### TASK OBJECTIVE
In the part of the material that opens with the line containing "noise-blob [189, 112, 199, 116]" and closes with the line containing "noise-blob [129, 33, 135, 38]", change "signal-hotspot" to "signal-peak" and give those lines again with nothing else altered.

### SUPPLIED INFORMATION
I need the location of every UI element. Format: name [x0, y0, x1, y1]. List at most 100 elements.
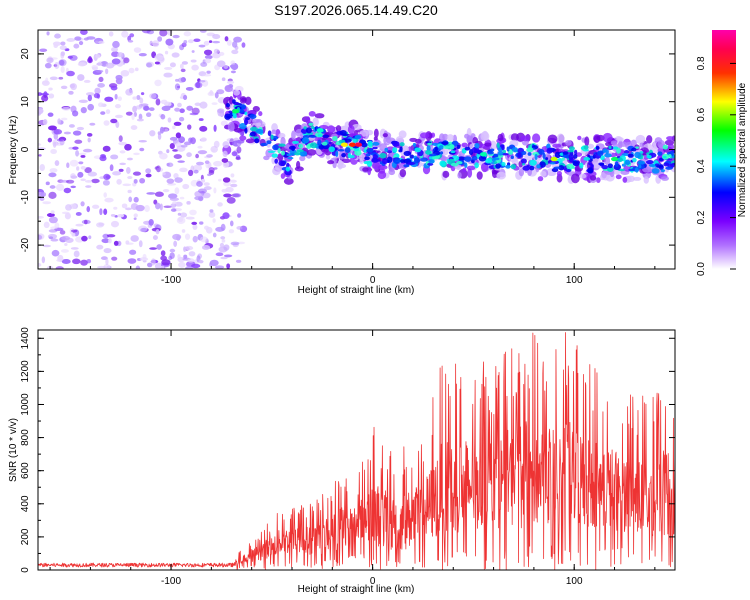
noise-blob [189, 112, 199, 116]
signal-core [656, 165, 664, 168]
noise-blob [118, 141, 127, 146]
noise-blob [157, 133, 162, 140]
noise-blob [188, 137, 193, 143]
noise-blob [184, 233, 191, 240]
noise-blob [173, 173, 179, 179]
signal-core [292, 140, 299, 144]
noise-blob [226, 263, 231, 269]
colorbar-gradient [712, 30, 736, 269]
signal-core [520, 158, 527, 164]
noise-blob [185, 86, 194, 91]
signal-core [317, 134, 323, 137]
signal-core [660, 169, 666, 173]
noise-blob [80, 106, 87, 114]
noise-blob [38, 92, 43, 96]
noise-blob [198, 118, 204, 122]
noise-blob [219, 242, 225, 248]
signal-core [310, 142, 318, 149]
signal-core [321, 141, 328, 146]
signal-hotspot [232, 109, 240, 114]
noise-blob [89, 122, 96, 126]
signal-hotspot [355, 142, 363, 147]
signal-core [403, 164, 410, 168]
spectrogram-ytick-label: 10 [20, 96, 31, 108]
signal-hotspot [479, 152, 487, 157]
signal-halo [480, 131, 490, 142]
noise-blob [80, 154, 86, 158]
noise-blob [96, 244, 104, 250]
noise-blob [77, 62, 87, 67]
noise-blob [229, 220, 234, 227]
noise-blob [129, 33, 135, 38]
noise-blob [195, 153, 199, 159]
signal-halo [441, 155, 447, 162]
noise-blob [203, 49, 213, 56]
noise-blob [202, 73, 212, 77]
noise-blob [186, 201, 191, 205]
noise-blob [60, 249, 69, 253]
signal-halo [591, 157, 601, 165]
noise-blob [98, 40, 105, 44]
signal-core [546, 147, 553, 154]
spectrogram-ytick-label: -20 [20, 237, 31, 252]
noise-blob [50, 148, 58, 155]
signal-core [337, 149, 345, 152]
noise-blob [149, 247, 157, 250]
noise-blob [157, 36, 163, 42]
noise-blob [180, 68, 186, 73]
signal-core [493, 153, 499, 158]
noise-blob [177, 212, 182, 216]
signal-core [587, 167, 594, 174]
signal-halo [272, 167, 281, 176]
signal-core [412, 142, 417, 147]
signal-halo [556, 133, 565, 144]
signal-core [392, 141, 400, 147]
noise-blob [213, 187, 217, 194]
signal-core [588, 162, 592, 166]
colorbar-ticks: 0.0 0.2 0.4 0.6 0.8 [696, 56, 736, 276]
noise-blob [191, 64, 199, 71]
noise-blob [86, 259, 92, 264]
signal-core [450, 150, 456, 154]
noise-blob [191, 50, 195, 53]
noise-blob [168, 193, 178, 199]
signal-core [639, 151, 644, 154]
signal-halo [327, 125, 336, 134]
noise-blob [197, 188, 207, 194]
noise-blob [230, 183, 238, 188]
noise-blob [166, 178, 175, 184]
signal-core [539, 161, 546, 168]
signal-hotspot [611, 156, 619, 162]
noise-blob [187, 124, 192, 130]
noise-blob [203, 182, 210, 186]
signal-halo [271, 129, 277, 135]
noise-blob [64, 212, 71, 220]
noise-blob [165, 105, 171, 109]
signal-halo [552, 143, 562, 148]
noise-blob [140, 92, 145, 96]
noise-blob [160, 250, 166, 257]
noise-blob [173, 240, 178, 247]
noise-blob [223, 193, 232, 198]
signal-core [308, 122, 314, 127]
noise-blob [223, 65, 229, 69]
noise-blob [202, 245, 211, 250]
signal-core [517, 152, 522, 158]
noise-blob [60, 66, 65, 73]
noise-blob [160, 114, 166, 120]
noise-blob [164, 128, 169, 132]
signal-core [354, 134, 362, 140]
signal-core [471, 155, 478, 161]
noise-blob [68, 124, 75, 128]
noise-blob [139, 177, 146, 184]
signal-core [558, 164, 565, 171]
noise-blob [239, 131, 245, 137]
noise-blob [52, 41, 61, 47]
noise-blob [202, 192, 211, 199]
noise-blob [183, 254, 188, 259]
signal-core [232, 99, 236, 104]
signal-core [463, 156, 472, 162]
signal-core [443, 145, 450, 150]
noise-blob [167, 117, 172, 123]
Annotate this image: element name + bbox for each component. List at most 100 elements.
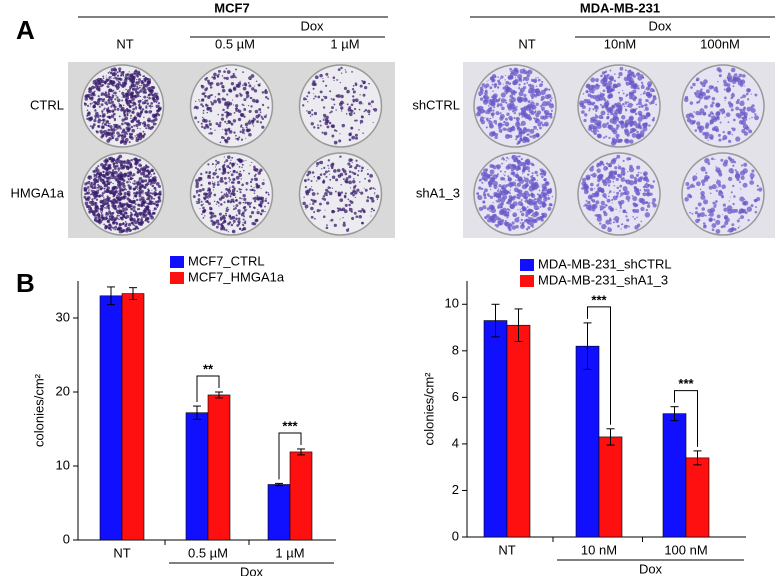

### PROBLEM SOLUTION
noise-blob [189, 112, 199, 116]
signal-core [656, 165, 664, 168]
noise-blob [118, 141, 127, 146]
noise-blob [157, 133, 162, 140]
noise-blob [188, 137, 193, 143]
noise-blob [184, 233, 191, 240]
noise-blob [173, 173, 179, 179]
signal-core [292, 140, 299, 144]
noise-blob [226, 263, 231, 269]
colorbar-gradient [712, 30, 736, 269]
signal-core [520, 158, 527, 164]
noise-blob [185, 86, 194, 91]
signal-core [317, 134, 323, 137]
signal-core [660, 169, 666, 173]
noise-blob [80, 106, 87, 114]
noise-blob [38, 92, 43, 96]
noise-blob [198, 118, 204, 122]
noise-blob [219, 242, 225, 248]
signal-core [310, 142, 318, 149]
signal-core [321, 141, 328, 146]
signal-peak [232, 109, 240, 114]
noise-blob [89, 122, 96, 126]
signal-peak [355, 142, 363, 147]
signal-core [403, 164, 410, 168]
spectrogram-ytick-label: 10 [20, 96, 31, 108]
signal-peak [479, 152, 487, 157]
signal-halo [480, 131, 490, 142]
noise-blob [80, 154, 86, 158]
noise-blob [96, 244, 104, 250]
noise-blob [77, 62, 87, 67]
noise-blob [229, 220, 234, 227]
noise-blob [129, 33, 135, 38]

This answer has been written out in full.